---------- DATA IN THIS EXERCISE

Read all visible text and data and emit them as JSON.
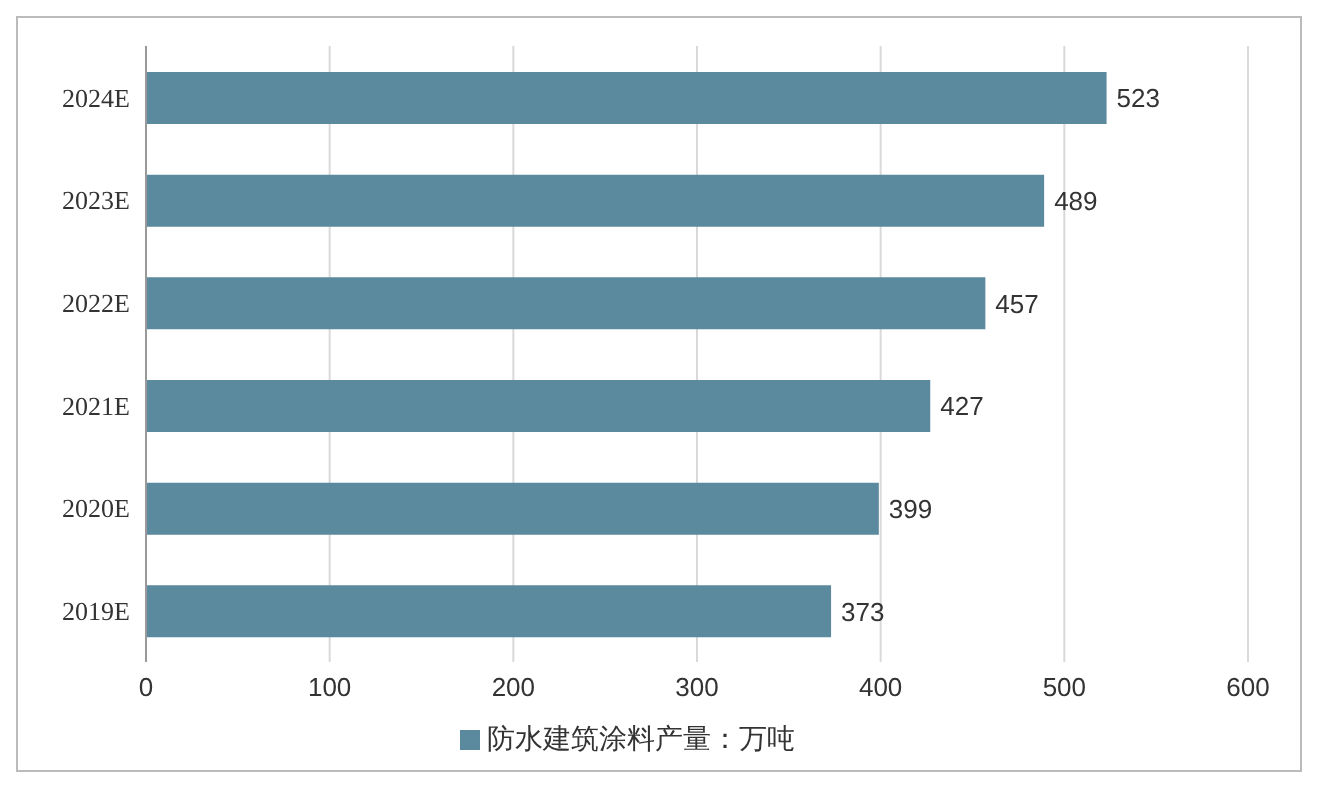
{
  "chart_data": {
    "type": "bar",
    "orientation": "horizontal",
    "categories": [
      "2024E",
      "2023E",
      "2022E",
      "2021E",
      "2020E",
      "2019E"
    ],
    "series": [
      {
        "name": "防水建筑涂料产量：万吨",
        "color": "#5b8a9e",
        "values": [
          523,
          489,
          457,
          427,
          399,
          373
        ]
      }
    ],
    "xlim": [
      0,
      600
    ],
    "xticks": [
      0,
      100,
      200,
      300,
      400,
      500,
      600
    ],
    "grid": "x",
    "legend": "bottom",
    "data_labels": true
  }
}
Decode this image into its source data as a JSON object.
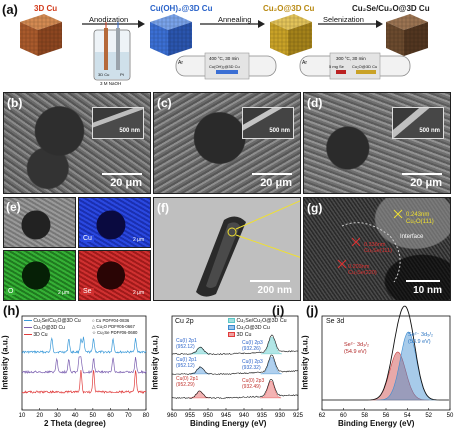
{
  "panel_a": {
    "label": "(a)",
    "stages": [
      "3D Cu",
      "Cu(OH)₂@3D Cu",
      "Cu₂O@3D Cu",
      "Cu₂Se/Cu₂O@3D Cu"
    ],
    "steps": [
      "Anodization",
      "Annealing",
      "Selenization"
    ],
    "cell_electrodes": [
      "3D Cu",
      "Pt"
    ],
    "cell_solution": "3 M NaOH",
    "anneal_cond": "400 °C, 30 min",
    "anneal_gas": "Ar",
    "anneal_sample": "Cu(OH)₂@3D Cu",
    "selen_cond": "300 °C, 30 min",
    "selen_gas": "Ar",
    "selen_source": "5 mg Se",
    "selen_sample": "Cu₂O@3D Cu",
    "colors": {
      "cu": "#b5693a",
      "cuoh": "#3b6fd4",
      "cu2o": "#c9a227",
      "cu2se": "#6b4a2e",
      "stage_text_cu": "#d23b1b",
      "stage_text_oh": "#2a63c9",
      "stage_text_o": "#b98a13",
      "stage_text_se": "#222222"
    }
  },
  "sem": {
    "b": {
      "label": "(b)",
      "scale": "20 μm",
      "inset_scale": "500 nm"
    },
    "c": {
      "label": "(c)",
      "scale": "20 μm",
      "inset_scale": "500 nm"
    },
    "d": {
      "label": "(d)",
      "scale": "20 μm",
      "inset_scale": "500 nm"
    }
  },
  "panel_e": {
    "label": "(e)",
    "maps": [
      {
        "element": "",
        "scale": ""
      },
      {
        "element": "Cu",
        "scale": "2 μm"
      },
      {
        "element": "O",
        "scale": "2 μm"
      },
      {
        "element": "Se",
        "scale": "2 μm"
      }
    ]
  },
  "panel_f": {
    "label": "(f)",
    "scale": "200 nm"
  },
  "panel_g": {
    "label": "(g)",
    "scale": "10 nm",
    "ann_top": "0.243nm",
    "ann_top2": "Cu₂O(111)",
    "interface": "Interface",
    "ann_mid": "0.336nm",
    "ann_mid2": "Cu₂Se(111)",
    "ann_bot": "0.203nm",
    "ann_bot2": "Cu₂Se(220)"
  },
  "panel_h": {
    "label": "(h)",
    "legend": [
      "Cu₂Se/Cu₂O@3D Cu",
      "Cu₂O@3D Cu",
      "3D Cu"
    ],
    "ref_legend": [
      "Cu PDF#04-0836",
      "Cu₂O PDF#05-0667",
      "Cu₂Se PDF#06-0680"
    ],
    "xlabel": "2 Theta (degree)",
    "ylabel": "Intensity (a.u.)",
    "xticks": [
      "10",
      "20",
      "30",
      "40",
      "50",
      "60",
      "70",
      "80"
    ]
  },
  "panel_i": {
    "label": "(i)",
    "title": "Cu 2p",
    "legend": [
      "Cu₂Se/Cu₂O@3D Cu",
      "Cu₂O@3D Cu",
      "3D Cu"
    ],
    "peaks_left": [
      [
        "Cu(I) 2p1",
        "(952.12)"
      ],
      [
        "Cu(I) 2p1",
        "(952.12)"
      ],
      [
        "Cu(0) 2p1",
        "(952.29)"
      ]
    ],
    "peaks_right": [
      [
        "Cu(I) 2p3",
        "(932.26)"
      ],
      [
        "Cu(I) 2p3",
        "(932.32)"
      ],
      [
        "Cu(0) 2p3",
        "(932.49)"
      ]
    ],
    "xlabel": "Binding Energy (eV)",
    "ylabel": "Intensity (a.u.)",
    "xticks": [
      "960",
      "955",
      "950",
      "945",
      "940",
      "935",
      "930",
      "925"
    ]
  },
  "panel_j": {
    "label": "(j)",
    "title": "Se 3d",
    "peak_left": [
      "Se²⁻ 3d₃/₂",
      "(54.9 eV)"
    ],
    "peak_right": [
      "Se²⁻ 3d₅/₂",
      "(53.9 eV)"
    ],
    "xlabel": "Binding Energy (eV)",
    "ylabel": "Intensity (a.u.)",
    "xticks": [
      "62",
      "60",
      "58",
      "56",
      "54",
      "52",
      "50"
    ]
  },
  "chart_data": [
    {
      "type": "line",
      "xlabel": "2 Theta (degree)",
      "ylabel": "Intensity (a.u.)",
      "xlim": [
        10,
        80
      ],
      "series": [
        {
          "name": "Cu₂Se/Cu₂O@3D Cu",
          "color": "#3b9ad9",
          "peaks": [
            26.8,
            36.4,
            43.3,
            44.7,
            50.4,
            61.4,
            74.1
          ]
        },
        {
          "name": "Cu₂O@3D Cu",
          "color": "#7b5fb0",
          "peaks": [
            29.6,
            36.4,
            42.3,
            43.3,
            50.4,
            61.4,
            74.1
          ]
        },
        {
          "name": "3D Cu",
          "color": "#e03b3b",
          "peaks": [
            43.3,
            50.4,
            74.1
          ]
        }
      ]
    },
    {
      "type": "line",
      "title": "Cu 2p",
      "xlabel": "Binding Energy (eV)",
      "ylabel": "Intensity (a.u.)",
      "xlim": [
        960,
        925
      ],
      "series": [
        {
          "name": "Cu₂Se/Cu₂O@3D Cu",
          "color": "#5cc6c6",
          "peaks": [
            952.12,
            932.26
          ]
        },
        {
          "name": "Cu₂O@3D Cu",
          "color": "#3b8bd0",
          "peaks": [
            952.12,
            932.32
          ]
        },
        {
          "name": "3D Cu",
          "color": "#e03b3b",
          "peaks": [
            952.29,
            932.49
          ]
        }
      ]
    },
    {
      "type": "area",
      "title": "Se 3d",
      "xlabel": "Binding Energy (eV)",
      "ylabel": "Intensity (a.u.)",
      "xlim": [
        62,
        50
      ],
      "series": [
        {
          "name": "Se²⁻ 3d₃/₂",
          "color": "#c94040",
          "center": 54.9
        },
        {
          "name": "Se²⁻ 3d₅/₂",
          "color": "#3b8bd0",
          "center": 53.9
        }
      ]
    }
  ]
}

--------------------

| TASK DESCRIPTION |
The records above need to be restated word for word, with the pictures left out.

| COMPLETE RESPONSE |
Read all visible text and data and emit them as JSON.
{
  "chart_data": {
    "type": "bar",
    "orientation": "horizontal",
    "categories": [
      "2024E",
      "2023E",
      "2022E",
      "2021E",
      "2020E",
      "2019E"
    ],
    "series": [
      {
        "name": "防水建筑涂料产量：万吨",
        "color": "#5b8a9e",
        "values": [
          523,
          489,
          457,
          427,
          399,
          373
        ]
      }
    ],
    "xlim": [
      0,
      600
    ],
    "xticks": [
      0,
      100,
      200,
      300,
      400,
      500,
      600
    ],
    "grid": "x",
    "legend": "bottom",
    "data_labels": true
  }
}
Decode this image into its source data as a JSON object.
{
  "panel_a": {
    "label": "(a)",
    "stages": [
      "3D Cu",
      "Cu(OH)₂@3D Cu",
      "Cu₂O@3D Cu",
      "Cu₂Se/Cu₂O@3D Cu"
    ],
    "steps": [
      "Anodization",
      "Annealing",
      "Selenization"
    ],
    "cell_electrodes": [
      "3D Cu",
      "Pt"
    ],
    "cell_solution": "3 M NaOH",
    "anneal_cond": "400 °C, 30 min",
    "anneal_gas": "Ar",
    "anneal_sample": "Cu(OH)₂@3D Cu",
    "selen_cond": "300 °C, 30 min",
    "selen_gas": "Ar",
    "selen_source": "5 mg Se",
    "selen_sample": "Cu₂O@3D Cu",
    "colors": {
      "cu": "#b5693a",
      "cuoh": "#3b6fd4",
      "cu2o": "#c9a227",
      "cu2se": "#6b4a2e",
      "stage_text_cu": "#d23b1b",
      "stage_text_oh": "#2a63c9",
      "stage_text_o": "#b98a13",
      "stage_text_se": "#222222"
    }
  },
  "sem": {
    "b": {
      "label": "(b)",
      "scale": "20 μm",
      "inset_scale": "500 nm"
    },
    "c": {
      "label": "(c)",
      "scale": "20 μm",
      "inset_scale": "500 nm"
    },
    "d": {
      "label": "(d)",
      "scale": "20 μm",
      "inset_scale": "500 nm"
    }
  },
  "panel_e": {
    "label": "(e)",
    "maps": [
      {
        "element": "",
        "scale": ""
      },
      {
        "element": "Cu",
        "scale": "2 μm"
      },
      {
        "element": "O",
        "scale": "2 μm"
      },
      {
        "element": "Se",
        "scale": "2 μm"
      }
    ]
  },
  "panel_f": {
    "label": "(f)",
    "scale": "200 nm"
  },
  "panel_g": {
    "label": "(g)",
    "scale": "10 nm",
    "ann_top": "0.243nm",
    "ann_top2": "Cu₂O(111)",
    "interface": "Interface",
    "ann_mid": "0.336nm",
    "ann_mid2": "Cu₂Se(111)",
    "ann_bot": "0.203nm",
    "ann_bot2": "Cu₂Se(220)"
  },
  "panel_h": {
    "label": "(h)",
    "legend": [
      "Cu₂Se/Cu₂O@3D Cu",
      "Cu₂O@3D Cu",
      "3D Cu"
    ],
    "ref_legend": [
      "Cu PDF#04-0836",
      "Cu₂O PDF#05-0667",
      "Cu₂Se PDF#06-0680"
    ],
    "xlabel": "2 Theta (degree)",
    "ylabel": "Intensity (a.u.)",
    "xticks": [
      "10",
      "20",
      "30",
      "40",
      "50",
      "60",
      "70",
      "80"
    ]
  },
  "panel_i": {
    "label": "(i)",
    "title": "Cu 2p",
    "legend": [
      "Cu₂Se/Cu₂O@3D Cu",
      "Cu₂O@3D Cu",
      "3D Cu"
    ],
    "peaks_left": [
      [
        "Cu(I) 2p1",
        "(952.12)"
      ],
      [
        "Cu(I) 2p1",
        "(952.12)"
      ],
      [
        "Cu(0) 2p1",
        "(952.29)"
      ]
    ],
    "peaks_right": [
      [
        "Cu(I) 2p3",
        "(932.26)"
      ],
      [
        "Cu(I) 2p3",
        "(932.32)"
      ],
      [
        "Cu(0) 2p3",
        "(932.49)"
      ]
    ],
    "xlabel": "Binding Energy (eV)",
    "ylabel": "Intensity (a.u.)",
    "xticks": [
      "960",
      "955",
      "950",
      "945",
      "940",
      "935",
      "930",
      "925"
    ]
  },
  "panel_j": {
    "label": "(j)",
    "title": "Se 3d",
    "peak_left": [
      "Se²⁻ 3d₃/₂",
      "(54.9 eV)"
    ],
    "peak_right": [
      "Se²⁻ 3d₅/₂",
      "(53.9 eV)"
    ],
    "xlabel": "Binding Energy (eV)",
    "ylabel": "Intensity (a.u.)",
    "xticks": [
      "62",
      "60",
      "58",
      "56",
      "54",
      "52",
      "50"
    ]
  },
  "chart_data": [
    {
      "type": "line",
      "xlabel": "2 Theta (degree)",
      "ylabel": "Intensity (a.u.)",
      "xlim": [
        10,
        80
      ],
      "series": [
        {
          "name": "Cu₂Se/Cu₂O@3D Cu",
          "color": "#3b9ad9",
          "peaks": [
            26.8,
            36.4,
            43.3,
            44.7,
            50.4,
            61.4,
            74.1
          ]
        },
        {
          "name": "Cu₂O@3D Cu",
          "color": "#7b5fb0",
          "peaks": [
            29.6,
            36.4,
            42.3,
            43.3,
            50.4,
            61.4,
            74.1
          ]
        },
        {
          "name": "3D Cu",
          "color": "#e03b3b",
          "peaks": [
            43.3,
            50.4,
            74.1
          ]
        }
      ]
    },
    {
      "type": "line",
      "title": "Cu 2p",
      "xlabel": "Binding Energy (eV)",
      "ylabel": "Intensity (a.u.)",
      "xlim": [
        960,
        925
      ],
      "series": [
        {
          "name": "Cu₂Se/Cu₂O@3D Cu",
          "color": "#5cc6c6",
          "peaks": [
            952.12,
            932.26
          ]
        },
        {
          "name": "Cu₂O@3D Cu",
          "color": "#3b8bd0",
          "peaks": [
            952.12,
            932.32
          ]
        },
        {
          "name": "3D Cu",
          "color": "#e03b3b",
          "peaks": [
            952.29,
            932.49
          ]
        }
      ]
    },
    {
      "type": "area",
      "title": "Se 3d",
      "xlabel": "Binding Energy (eV)",
      "ylabel": "Intensity (a.u.)",
      "xlim": [
        62,
        50
      ],
      "series": [
        {
          "name": "Se²⁻ 3d₃/₂",
          "color": "#c94040",
          "center": 54.9
        },
        {
          "name": "Se²⁻ 3d₅/₂",
          "color": "#3b8bd0",
          "center": 53.9
        }
      ]
    }
  ]
}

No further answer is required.